START Supplied records
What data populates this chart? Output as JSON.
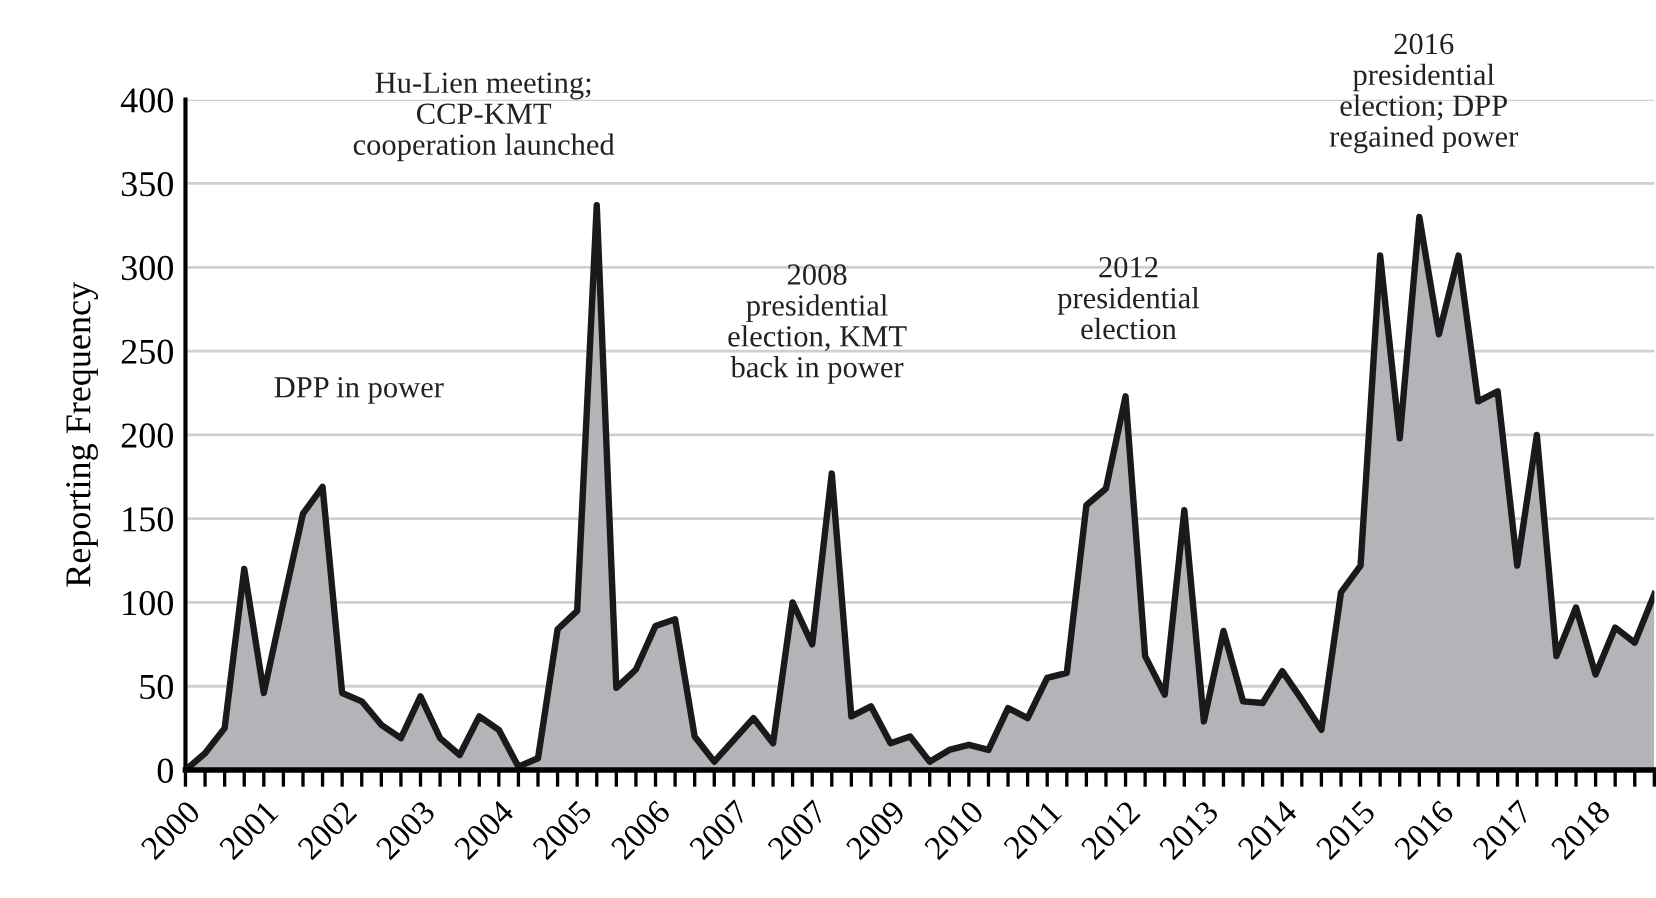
{
  "chart_data": {
    "type": "area",
    "ylabel": "Reporting Frequency",
    "categories": [
      "2000",
      null,
      null,
      null,
      "2001",
      null,
      null,
      null,
      "2002",
      null,
      null,
      null,
      "2003",
      null,
      null,
      null,
      "2004",
      null,
      null,
      null,
      "2005",
      null,
      null,
      null,
      "2006",
      null,
      null,
      null,
      "2007",
      null,
      null,
      null,
      "2007",
      null,
      null,
      null,
      "2009",
      null,
      null,
      null,
      "2010",
      null,
      null,
      null,
      "2011",
      null,
      null,
      null,
      "2012",
      null,
      null,
      null,
      "2013",
      null,
      null,
      null,
      "2014",
      null,
      null,
      null,
      "2015",
      null,
      null,
      null,
      "2016",
      null,
      null,
      null,
      "2017",
      null,
      null,
      null,
      "2018",
      null,
      null,
      null
    ],
    "series": [
      {
        "color": "#b3b4b8",
        "values": [
          0,
          10,
          25,
          120,
          46,
          100,
          153,
          169,
          46,
          41,
          27,
          19,
          44,
          19,
          9,
          32,
          24,
          2,
          7,
          84,
          95,
          337,
          49,
          60,
          86,
          90,
          20,
          5,
          18,
          31,
          16,
          100,
          75,
          177,
          32,
          38,
          16,
          20,
          5,
          12,
          15,
          12,
          37,
          31,
          55,
          58,
          158,
          168,
          223,
          68,
          45,
          155,
          29,
          83,
          41,
          40,
          59,
          42,
          24,
          106,
          122,
          307,
          198,
          330,
          260,
          307,
          220,
          226,
          122,
          200,
          68,
          97,
          57,
          85,
          76,
          105
        ]
      }
    ],
    "ylim": [
      0,
      400
    ],
    "yticks": [
      0,
      50,
      100,
      150,
      200,
      250,
      300,
      350,
      400
    ],
    "grid": "y",
    "annotations": [
      "DPP in power",
      "Hu-Lien meeting;\nCCP-KMT\ncooperation launched",
      "2008\npresidential\nelection, KMT\nback in power",
      "2012\npresidential\nelection",
      "2016\npresidential\nelection; DPP\nregained power"
    ]
  }
}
END Supplied records
What to work on: Copy out every line in the entries above that holds "power".

Solution to this problem:
      "DPP in power",
      "2008\npresidential\nelection, KMT\nback in power",
      "2016\npresidential\nelection; DPP\nregained power"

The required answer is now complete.